**Set problem**
Transcribe the records that follow. Keep every word exactly, and drop the pictures.

Data records:
<<<<

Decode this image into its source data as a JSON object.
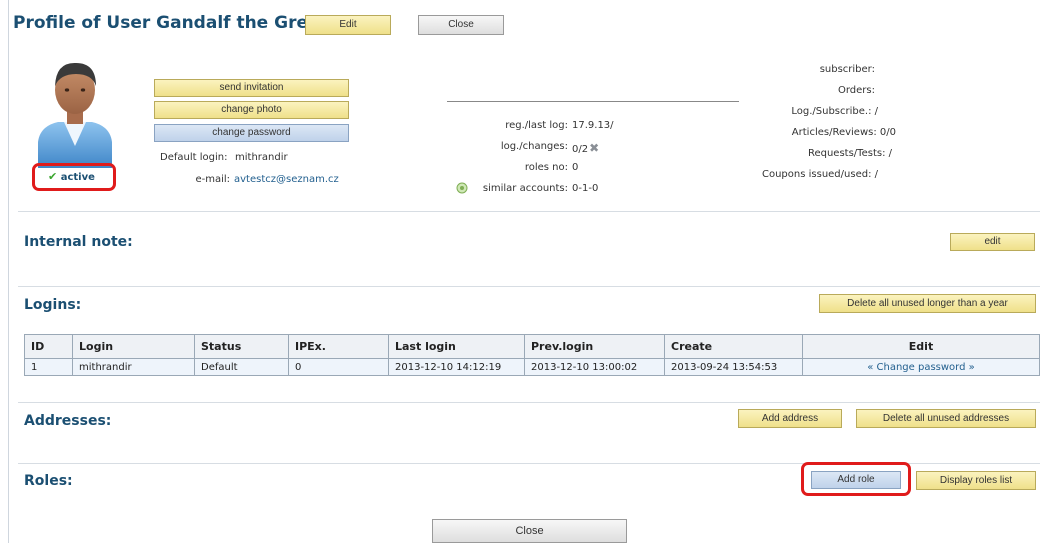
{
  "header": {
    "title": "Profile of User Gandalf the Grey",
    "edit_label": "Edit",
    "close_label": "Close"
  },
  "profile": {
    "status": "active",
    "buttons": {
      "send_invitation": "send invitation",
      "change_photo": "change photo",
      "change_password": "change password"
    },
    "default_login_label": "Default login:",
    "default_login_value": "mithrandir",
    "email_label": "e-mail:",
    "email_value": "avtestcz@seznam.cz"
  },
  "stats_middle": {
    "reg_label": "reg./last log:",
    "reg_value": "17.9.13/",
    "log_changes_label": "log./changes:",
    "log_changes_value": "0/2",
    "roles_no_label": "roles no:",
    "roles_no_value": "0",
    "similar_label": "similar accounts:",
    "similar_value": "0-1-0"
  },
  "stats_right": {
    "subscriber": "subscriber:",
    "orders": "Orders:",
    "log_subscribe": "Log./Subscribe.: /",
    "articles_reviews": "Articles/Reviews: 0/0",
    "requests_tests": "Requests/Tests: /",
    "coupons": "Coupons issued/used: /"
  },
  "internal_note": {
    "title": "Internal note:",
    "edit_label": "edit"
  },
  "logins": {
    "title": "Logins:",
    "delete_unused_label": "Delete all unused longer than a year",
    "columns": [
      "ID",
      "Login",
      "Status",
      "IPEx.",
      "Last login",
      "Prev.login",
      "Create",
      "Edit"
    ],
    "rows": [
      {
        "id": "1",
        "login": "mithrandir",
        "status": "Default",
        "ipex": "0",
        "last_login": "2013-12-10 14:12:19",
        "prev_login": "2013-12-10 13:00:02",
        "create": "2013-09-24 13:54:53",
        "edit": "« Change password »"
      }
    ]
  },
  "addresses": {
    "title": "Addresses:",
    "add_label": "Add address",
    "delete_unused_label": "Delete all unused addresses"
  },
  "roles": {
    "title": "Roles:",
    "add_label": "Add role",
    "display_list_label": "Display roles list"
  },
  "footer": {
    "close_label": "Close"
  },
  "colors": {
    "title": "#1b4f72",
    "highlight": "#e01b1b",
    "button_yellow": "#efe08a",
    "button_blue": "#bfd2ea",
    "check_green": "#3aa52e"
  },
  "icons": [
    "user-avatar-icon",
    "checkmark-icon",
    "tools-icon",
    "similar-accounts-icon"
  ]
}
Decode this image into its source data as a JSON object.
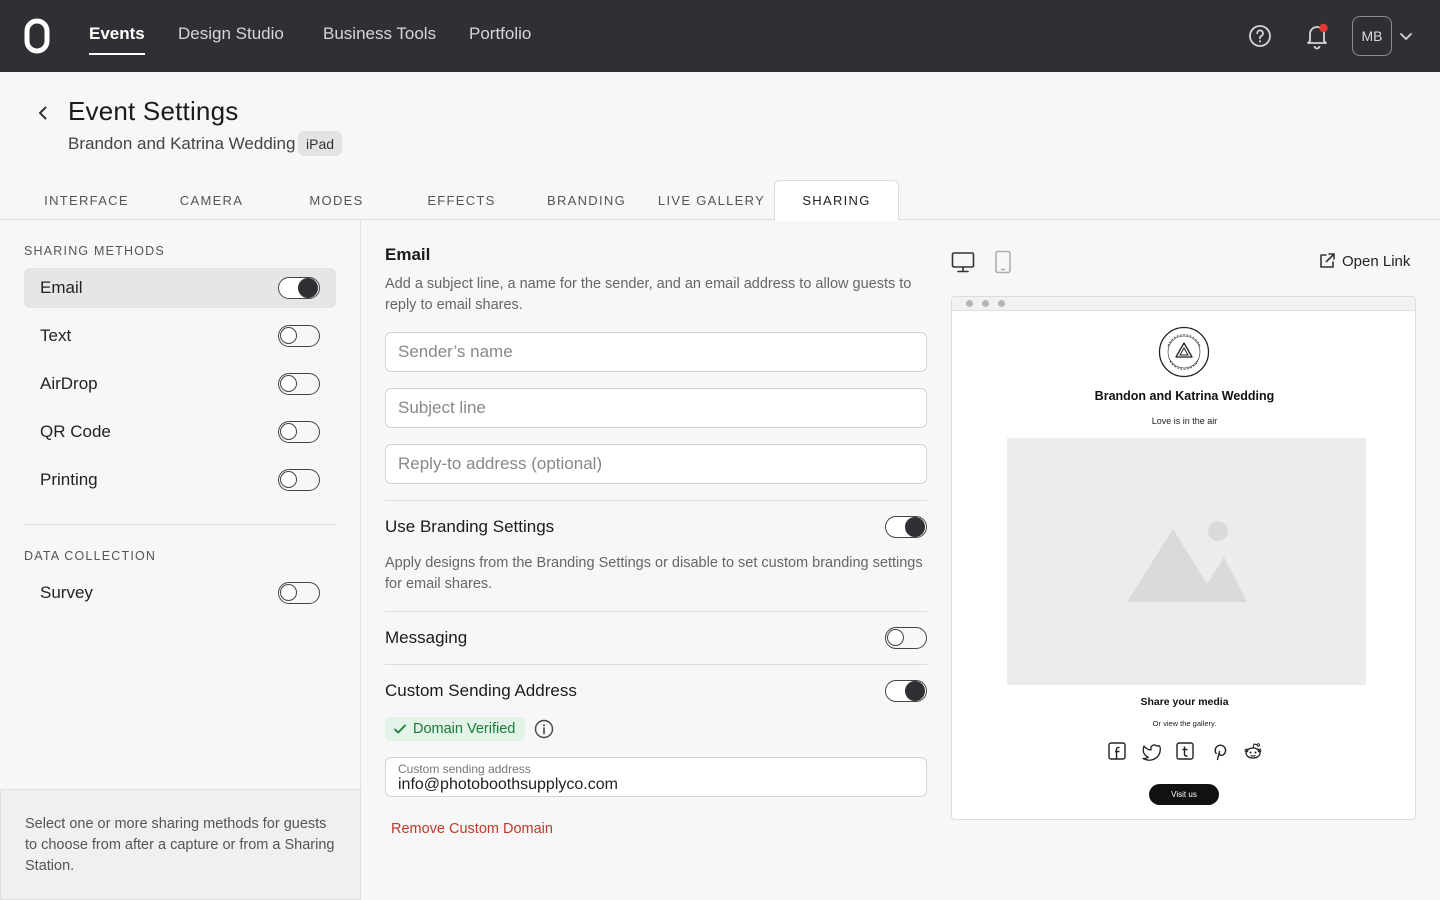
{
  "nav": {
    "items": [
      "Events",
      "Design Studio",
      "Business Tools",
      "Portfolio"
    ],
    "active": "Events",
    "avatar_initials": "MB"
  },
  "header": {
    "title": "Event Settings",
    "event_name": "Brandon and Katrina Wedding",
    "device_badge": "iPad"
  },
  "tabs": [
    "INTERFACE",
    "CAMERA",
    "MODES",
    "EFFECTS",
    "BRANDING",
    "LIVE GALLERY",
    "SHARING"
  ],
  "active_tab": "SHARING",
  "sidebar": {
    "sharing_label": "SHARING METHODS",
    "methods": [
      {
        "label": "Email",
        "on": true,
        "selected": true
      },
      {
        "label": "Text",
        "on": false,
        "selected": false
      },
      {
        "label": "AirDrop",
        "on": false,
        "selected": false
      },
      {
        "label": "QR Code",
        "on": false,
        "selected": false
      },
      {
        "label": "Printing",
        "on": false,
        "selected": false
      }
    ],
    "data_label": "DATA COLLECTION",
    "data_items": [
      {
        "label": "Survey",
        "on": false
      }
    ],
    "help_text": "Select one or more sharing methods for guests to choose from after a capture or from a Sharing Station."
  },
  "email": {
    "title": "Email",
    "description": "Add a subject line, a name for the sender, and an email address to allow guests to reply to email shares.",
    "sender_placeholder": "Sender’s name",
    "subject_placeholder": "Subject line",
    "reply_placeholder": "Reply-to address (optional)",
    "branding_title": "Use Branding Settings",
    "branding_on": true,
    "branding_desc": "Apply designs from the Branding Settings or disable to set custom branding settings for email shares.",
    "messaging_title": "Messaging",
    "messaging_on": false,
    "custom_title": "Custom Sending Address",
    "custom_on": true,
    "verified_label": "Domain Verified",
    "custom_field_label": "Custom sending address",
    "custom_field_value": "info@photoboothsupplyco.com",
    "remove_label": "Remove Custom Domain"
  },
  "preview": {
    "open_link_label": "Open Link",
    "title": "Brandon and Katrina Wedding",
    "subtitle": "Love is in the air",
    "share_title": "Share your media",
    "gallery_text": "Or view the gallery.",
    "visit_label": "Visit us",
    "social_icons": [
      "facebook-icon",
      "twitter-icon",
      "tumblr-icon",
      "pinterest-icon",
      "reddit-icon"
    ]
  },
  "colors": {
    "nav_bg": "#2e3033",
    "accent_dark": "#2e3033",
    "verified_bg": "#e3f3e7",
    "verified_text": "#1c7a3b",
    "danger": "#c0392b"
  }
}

>>>>

**Output for this task**
Decode this image into its source data as a JSON object.
{
  "header": {
    "title": "Profile of User Gandalf the Grey",
    "edit_label": "Edit",
    "close_label": "Close"
  },
  "profile": {
    "status": "active",
    "buttons": {
      "send_invitation": "send invitation",
      "change_photo": "change photo",
      "change_password": "change password"
    },
    "default_login_label": "Default login:",
    "default_login_value": "mithrandir",
    "email_label": "e-mail:",
    "email_value": "avtestcz@seznam.cz"
  },
  "stats_middle": {
    "reg_label": "reg./last log:",
    "reg_value": "17.9.13/",
    "log_changes_label": "log./changes:",
    "log_changes_value": "0/2",
    "roles_no_label": "roles no:",
    "roles_no_value": "0",
    "similar_label": "similar accounts:",
    "similar_value": "0-1-0"
  },
  "stats_right": {
    "subscriber": "subscriber:",
    "orders": "Orders:",
    "log_subscribe": "Log./Subscribe.: /",
    "articles_reviews": "Articles/Reviews: 0/0",
    "requests_tests": "Requests/Tests: /",
    "coupons": "Coupons issued/used: /"
  },
  "internal_note": {
    "title": "Internal note:",
    "edit_label": "edit"
  },
  "logins": {
    "title": "Logins:",
    "delete_unused_label": "Delete all unused longer than a year",
    "columns": [
      "ID",
      "Login",
      "Status",
      "IPEx.",
      "Last login",
      "Prev.login",
      "Create",
      "Edit"
    ],
    "rows": [
      {
        "id": "1",
        "login": "mithrandir",
        "status": "Default",
        "ipex": "0",
        "last_login": "2013-12-10 14:12:19",
        "prev_login": "2013-12-10 13:00:02",
        "create": "2013-09-24 13:54:53",
        "edit": "« Change password »"
      }
    ]
  },
  "addresses": {
    "title": "Addresses:",
    "add_label": "Add address",
    "delete_unused_label": "Delete all unused addresses"
  },
  "roles": {
    "title": "Roles:",
    "add_label": "Add role",
    "display_list_label": "Display roles list"
  },
  "footer": {
    "close_label": "Close"
  },
  "colors": {
    "title": "#1b4f72",
    "highlight": "#e01b1b",
    "button_yellow": "#efe08a",
    "button_blue": "#bfd2ea",
    "check_green": "#3aa52e"
  },
  "icons": [
    "user-avatar-icon",
    "checkmark-icon",
    "tools-icon",
    "similar-accounts-icon"
  ]
}
Decode this image into its source data as a JSON object.
{
  "nav": {
    "items": [
      "Events",
      "Design Studio",
      "Business Tools",
      "Portfolio"
    ],
    "active": "Events",
    "avatar_initials": "MB"
  },
  "header": {
    "title": "Event Settings",
    "event_name": "Brandon and Katrina Wedding",
    "device_badge": "iPad"
  },
  "tabs": [
    "INTERFACE",
    "CAMERA",
    "MODES",
    "EFFECTS",
    "BRANDING",
    "LIVE GALLERY",
    "SHARING"
  ],
  "active_tab": "SHARING",
  "sidebar": {
    "sharing_label": "SHARING METHODS",
    "methods": [
      {
        "label": "Email",
        "on": true,
        "selected": true
      },
      {
        "label": "Text",
        "on": false,
        "selected": false
      },
      {
        "label": "AirDrop",
        "on": false,
        "selected": false
      },
      {
        "label": "QR Code",
        "on": false,
        "selected": false
      },
      {
        "label": "Printing",
        "on": false,
        "selected": false
      }
    ],
    "data_label": "DATA COLLECTION",
    "data_items": [
      {
        "label": "Survey",
        "on": false
      }
    ],
    "help_text": "Select one or more sharing methods for guests to choose from after a capture or from a Sharing Station."
  },
  "email": {
    "title": "Email",
    "description": "Add a subject line, a name for the sender, and an email address to allow guests to reply to email shares.",
    "sender_placeholder": "Sender’s name",
    "subject_placeholder": "Subject line",
    "reply_placeholder": "Reply-to address (optional)",
    "branding_title": "Use Branding Settings",
    "branding_on": true,
    "branding_desc": "Apply designs from the Branding Settings or disable to set custom branding settings for email shares.",
    "messaging_title": "Messaging",
    "messaging_on": false,
    "custom_title": "Custom Sending Address",
    "custom_on": true,
    "verified_label": "Domain Verified",
    "custom_field_label": "Custom sending address",
    "custom_field_value": "info@photoboothsupplyco.com",
    "remove_label": "Remove Custom Domain"
  },
  "preview": {
    "open_link_label": "Open Link",
    "title": "Brandon and Katrina Wedding",
    "subtitle": "Love is in the air",
    "share_title": "Share your media",
    "gallery_text": "Or view the gallery.",
    "visit_label": "Visit us",
    "social_icons": [
      "facebook-icon",
      "twitter-icon",
      "tumblr-icon",
      "pinterest-icon",
      "reddit-icon"
    ]
  },
  "colors": {
    "nav_bg": "#2e3033",
    "accent_dark": "#2e3033",
    "verified_bg": "#e3f3e7",
    "verified_text": "#1c7a3b",
    "danger": "#c0392b"
  }
}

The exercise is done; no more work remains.